- **Exercise description**: Extract the listing in its entirety, keeping each line identical to the original.

- **Provided data**:
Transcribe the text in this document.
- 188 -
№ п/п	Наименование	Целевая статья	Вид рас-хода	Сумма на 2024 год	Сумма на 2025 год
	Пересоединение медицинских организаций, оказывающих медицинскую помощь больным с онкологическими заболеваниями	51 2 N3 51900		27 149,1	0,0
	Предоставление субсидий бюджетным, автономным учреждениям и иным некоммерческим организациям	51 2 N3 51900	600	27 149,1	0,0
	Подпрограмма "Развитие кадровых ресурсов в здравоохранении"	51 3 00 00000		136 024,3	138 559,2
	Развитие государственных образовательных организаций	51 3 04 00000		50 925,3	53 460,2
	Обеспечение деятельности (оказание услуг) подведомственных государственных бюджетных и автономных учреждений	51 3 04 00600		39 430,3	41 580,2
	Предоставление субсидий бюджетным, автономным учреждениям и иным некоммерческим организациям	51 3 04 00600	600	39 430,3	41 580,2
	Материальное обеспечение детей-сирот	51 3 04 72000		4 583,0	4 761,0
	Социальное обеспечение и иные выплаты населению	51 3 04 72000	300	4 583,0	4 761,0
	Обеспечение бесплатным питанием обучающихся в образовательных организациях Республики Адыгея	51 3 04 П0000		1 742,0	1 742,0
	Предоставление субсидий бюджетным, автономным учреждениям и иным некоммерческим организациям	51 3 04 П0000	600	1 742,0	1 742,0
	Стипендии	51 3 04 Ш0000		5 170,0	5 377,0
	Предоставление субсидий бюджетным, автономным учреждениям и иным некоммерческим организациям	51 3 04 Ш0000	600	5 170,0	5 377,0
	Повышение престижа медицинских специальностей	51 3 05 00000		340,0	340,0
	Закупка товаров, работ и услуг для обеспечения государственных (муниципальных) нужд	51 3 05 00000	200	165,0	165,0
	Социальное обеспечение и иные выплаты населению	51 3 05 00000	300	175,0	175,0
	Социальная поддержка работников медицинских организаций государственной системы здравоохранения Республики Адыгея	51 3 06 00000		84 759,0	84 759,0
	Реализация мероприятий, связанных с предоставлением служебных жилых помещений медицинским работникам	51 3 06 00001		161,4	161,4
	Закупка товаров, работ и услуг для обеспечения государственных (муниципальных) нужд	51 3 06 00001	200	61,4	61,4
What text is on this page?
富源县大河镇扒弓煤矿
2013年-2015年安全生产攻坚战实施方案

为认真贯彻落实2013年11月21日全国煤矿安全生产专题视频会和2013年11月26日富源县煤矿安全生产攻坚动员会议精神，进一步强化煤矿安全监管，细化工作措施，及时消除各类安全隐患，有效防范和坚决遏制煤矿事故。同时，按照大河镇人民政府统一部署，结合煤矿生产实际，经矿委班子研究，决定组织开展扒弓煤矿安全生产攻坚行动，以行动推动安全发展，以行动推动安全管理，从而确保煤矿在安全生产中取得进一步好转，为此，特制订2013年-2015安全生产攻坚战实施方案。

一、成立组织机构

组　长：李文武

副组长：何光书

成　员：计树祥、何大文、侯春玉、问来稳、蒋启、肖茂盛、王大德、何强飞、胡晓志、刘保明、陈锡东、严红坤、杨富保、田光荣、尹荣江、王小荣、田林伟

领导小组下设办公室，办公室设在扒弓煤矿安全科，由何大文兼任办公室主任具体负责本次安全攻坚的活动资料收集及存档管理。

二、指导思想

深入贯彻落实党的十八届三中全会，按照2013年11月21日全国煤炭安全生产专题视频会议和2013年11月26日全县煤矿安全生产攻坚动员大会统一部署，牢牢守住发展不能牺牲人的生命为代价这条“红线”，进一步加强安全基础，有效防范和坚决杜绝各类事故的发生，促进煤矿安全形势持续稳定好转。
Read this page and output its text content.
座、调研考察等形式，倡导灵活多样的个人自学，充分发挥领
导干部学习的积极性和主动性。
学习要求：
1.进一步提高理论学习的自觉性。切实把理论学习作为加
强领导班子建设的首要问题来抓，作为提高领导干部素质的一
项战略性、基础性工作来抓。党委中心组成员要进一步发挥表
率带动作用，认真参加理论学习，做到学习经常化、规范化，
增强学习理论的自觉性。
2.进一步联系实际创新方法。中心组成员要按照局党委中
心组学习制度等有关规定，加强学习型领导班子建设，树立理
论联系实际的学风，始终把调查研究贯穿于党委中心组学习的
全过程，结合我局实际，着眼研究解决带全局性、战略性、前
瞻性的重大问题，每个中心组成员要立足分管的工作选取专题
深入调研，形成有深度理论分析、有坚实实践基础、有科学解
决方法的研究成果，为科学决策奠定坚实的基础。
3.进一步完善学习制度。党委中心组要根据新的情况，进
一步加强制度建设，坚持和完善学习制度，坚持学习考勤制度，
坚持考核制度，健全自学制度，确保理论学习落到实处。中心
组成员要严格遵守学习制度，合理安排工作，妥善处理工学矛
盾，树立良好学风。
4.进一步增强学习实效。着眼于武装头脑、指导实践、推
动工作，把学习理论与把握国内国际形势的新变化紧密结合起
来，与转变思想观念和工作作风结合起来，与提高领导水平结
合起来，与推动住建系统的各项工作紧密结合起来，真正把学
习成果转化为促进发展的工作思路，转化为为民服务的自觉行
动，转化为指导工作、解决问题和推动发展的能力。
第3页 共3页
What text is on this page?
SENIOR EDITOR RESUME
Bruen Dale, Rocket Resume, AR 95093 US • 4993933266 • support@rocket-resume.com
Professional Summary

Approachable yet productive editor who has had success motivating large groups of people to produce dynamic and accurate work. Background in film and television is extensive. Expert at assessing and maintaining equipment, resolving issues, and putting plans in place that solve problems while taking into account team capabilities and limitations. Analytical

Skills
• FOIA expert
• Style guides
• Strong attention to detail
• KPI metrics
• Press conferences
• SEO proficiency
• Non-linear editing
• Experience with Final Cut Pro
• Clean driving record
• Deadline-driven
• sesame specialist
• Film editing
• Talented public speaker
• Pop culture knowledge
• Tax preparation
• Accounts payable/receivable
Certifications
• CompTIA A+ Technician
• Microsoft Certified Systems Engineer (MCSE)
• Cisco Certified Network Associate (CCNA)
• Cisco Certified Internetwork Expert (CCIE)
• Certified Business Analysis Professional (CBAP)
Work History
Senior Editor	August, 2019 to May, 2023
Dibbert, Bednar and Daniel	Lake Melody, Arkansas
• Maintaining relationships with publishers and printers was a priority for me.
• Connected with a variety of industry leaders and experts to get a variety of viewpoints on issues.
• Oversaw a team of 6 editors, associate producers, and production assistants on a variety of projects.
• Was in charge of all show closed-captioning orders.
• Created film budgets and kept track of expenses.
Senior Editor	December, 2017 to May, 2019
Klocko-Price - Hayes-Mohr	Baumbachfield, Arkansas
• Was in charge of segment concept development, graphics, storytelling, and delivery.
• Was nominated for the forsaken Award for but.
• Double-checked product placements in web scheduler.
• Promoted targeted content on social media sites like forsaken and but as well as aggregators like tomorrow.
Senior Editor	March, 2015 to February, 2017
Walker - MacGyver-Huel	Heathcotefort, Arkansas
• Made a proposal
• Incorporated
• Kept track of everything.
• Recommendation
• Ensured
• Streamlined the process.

- **Full output**:
Transcribe the text in this document.
- 188 -
№ п/п	Наименование	Целевая статья	Вид рас-хода	Сумма на 2024 год	Сумма на 2025 год
	Пересоединение медицинских организаций, оказывающих медицинскую помощь больным с онкологическими заболеваниями	51 2 N3 51900		27 149,1	0,0
	Предоставление субсидий бюджетным, автономным учреждениям и иным некоммерческим организациям	51 2 N3 51900	600	27 149,1	0,0
	Подпрограмма "Развитие кадровых ресурсов в здравоохранении"	51 3 00 00000		136 024,3	138 559,2
	Развитие государственных образовательных организаций	51 3 04 00000		50 925,3	53 460,2
	Обеспечение деятельности (оказание услуг) подведомственных государственных бюджетных и автономных учреждений	51 3 04 00600		39 430,3	41 580,2
	Предоставление субсидий бюджетным, автономным учреждениям и иным некоммерческим организациям	51 3 04 00600	600	39 430,3	41 580,2
	Материальное обеспечение детей-сирот	51 3 04 72000		4 583,0	4 761,0
	Социальное обеспечение и иные выплаты населению	51 3 04 72000	300	4 583,0	4 761,0
	Обеспечение бесплатным питанием обучающихся в образовательных организациях Республики Адыгея	51 3 04 П0000		1 742,0	1 742,0
	Предоставление субсидий бюджетным, автономным учреждениям и иным некоммерческим организациям	51 3 04 П0000	600	1 742,0	1 742,0
	Стипендии	51 3 04 Ш0000		5 170,0	5 377,0
	Предоставление субсидий бюджетным, автономным учреждениям и иным некоммерческим организациям	51 3 04 Ш0000	600	5 170,0	5 377,0
	Повышение престижа медицинских специальностей	51 3 05 00000		340,0	340,0
	Закупка товаров, работ и услуг для обеспечения государственных (муниципальных) нужд	51 3 05 00000	200	165,0	165,0
	Социальное обеспечение и иные выплаты населению	51 3 05 00000	300	175,0	175,0
	Социальная поддержка работников медицинских организаций государственной системы здравоохранения Республики Адыгея	51 3 06 00000		84 759,0	84 759,0
	Реализация мероприятий, связанных с предоставлением служебных жилых помещений медицинским работникам	51 3 06 00001		161,4	161,4
	Закупка товаров, работ и услуг для обеспечения государственных (муниципальных) нужд	51 3 06 00001	200	61,4	61,4
What text is on this page?
富源县大河镇扒弓煤矿
2013年-2015年安全生产攻坚战实施方案

为认真贯彻落实2013年11月21日全国煤矿安全生产专题视频会和2013年11月26日富源县煤矿安全生产攻坚动员会议精神，进一步强化煤矿安全监管，细化工作措施，及时消除各类安全隐患，有效防范和坚决遏制煤矿事故。同时，按照大河镇人民政府统一部署，结合煤矿生产实际，经矿委班子研究，决定组织开展扒弓煤矿安全生产攻坚行动，以行动推动安全发展，以行动推动安全管理，从而确保煤矿在安全生产中取得进一步好转，为此，特制订2013年-2015安全生产攻坚战实施方案。

一、成立组织机构

组　长：李文武

副组长：何光书

成　员：计树祥、何大文、侯春玉、问来稳、蒋启、肖茂盛、王大德、何强飞、胡晓志、刘保明、陈锡东、严红坤、杨富保、田光荣、尹荣江、王小荣、田林伟

领导小组下设办公室，办公室设在扒弓煤矿安全科，由何大文兼任办公室主任具体负责本次安全攻坚的活动资料收集及存档管理。

二、指导思想

深入贯彻落实党的十八届三中全会，按照2013年11月21日全国煤炭安全生产专题视频会议和2013年11月26日全县煤矿安全生产攻坚动员大会统一部署，牢牢守住发展不能牺牲人的生命为代价这条“红线”，进一步加强安全基础，有效防范和坚决杜绝各类事故的发生，促进煤矿安全形势持续稳定好转。
Read this page and output its text content.
座、调研考察等形式，倡导灵活多样的个人自学，充分发挥领
导干部学习的积极性和主动性。
学习要求：
1.进一步提高理论学习的自觉性。切实把理论学习作为加
强领导班子建设的首要问题来抓，作为提高领导干部素质的一
项战略性、基础性工作来抓。党委中心组成员要进一步发挥表
率带动作用，认真参加理论学习，做到学习经常化、规范化，
增强学习理论的自觉性。
2.进一步联系实际创新方法。中心组成员要按照局党委中
心组学习制度等有关规定，加强学习型领导班子建设，树立理
论联系实际的学风，始终把调查研究贯穿于党委中心组学习的
全过程，结合我局实际，着眼研究解决带全局性、战略性、前
瞻性的重大问题，每个中心组成员要立足分管的工作选取专题
深入调研，形成有深度理论分析、有坚实实践基础、有科学解
决方法的研究成果，为科学决策奠定坚实的基础。
3.进一步完善学习制度。党委中心组要根据新的情况，进
一步加强制度建设，坚持和完善学习制度，坚持学习考勤制度，
坚持考核制度，健全自学制度，确保理论学习落到实处。中心
组成员要严格遵守学习制度，合理安排工作，妥善处理工学矛
盾，树立良好学风。
4.进一步增强学习实效。着眼于武装头脑、指导实践、推
动工作，把学习理论与把握国内国际形势的新变化紧密结合起
来，与转变思想观念和工作作风结合起来，与提高领导水平结
合起来，与推动住建系统的各项工作紧密结合起来，真正把学
习成果转化为促进发展的工作思路，转化为为民服务的自觉行
动，转化为指导工作、解决问题和推动发展的能力。
第3页 共3页
What text is on this page?
SENIOR EDITOR RESUME
Bruen Dale, Rocket Resume, AR 95093 US • 4993933266 • support@rocket-resume.com
Professional Summary

Approachable yet productive editor who has had success motivating large groups of people to produce dynamic and accurate work. Background in film and television is extensive. Expert at assessing and maintaining equipment, resolving issues, and putting plans in place that solve problems while taking into account team capabilities and limitations. Analytical

Skills
• FOIA expert
• Style guides
• Strong attention to detail
• KPI metrics
• Press conferences
• SEO proficiency
• Non-linear editing
• Experience with Final Cut Pro
• Clean driving record
• Deadline-driven
• sesame specialist
• Film editing
• Talented public speaker
• Pop culture knowledge
• Tax preparation
• Accounts payable/receivable
Certifications
• CompTIA A+ Technician
• Microsoft Certified Systems Engineer (MCSE)
• Cisco Certified Network Associate (CCNA)
• Cisco Certified Internetwork Expert (CCIE)
• Certified Business Analysis Professional (CBAP)
Work History
Senior Editor	August, 2019 to May, 2023
Dibbert, Bednar and Daniel	Lake Melody, Arkansas
• Maintaining relationships with publishers and printers was a priority for me.
• Connected with a variety of industry leaders and experts to get a variety of viewpoints on issues.
• Oversaw a team of 6 editors, associate producers, and production assistants on a variety of projects.
• Was in charge of all show closed-captioning orders.
• Created film budgets and kept track of expenses.
Senior Editor	December, 2017 to May, 2019
Klocko-Price - Hayes-Mohr	Baumbachfield, Arkansas
• Was in charge of segment concept development, graphics, storytelling, and delivery.
• Was nominated for the forsaken Award for but.
• Double-checked product placements in web scheduler.
• Promoted targeted content on social media sites like forsaken and but as well as aggregators like tomorrow.
Senior Editor	March, 2015 to February, 2017
Walker - MacGyver-Huel	Heathcotefort, Arkansas
• Made a proposal
• Incorporated
• Kept track of everything.
• Recommendation
• Ensured
• Streamlined the process.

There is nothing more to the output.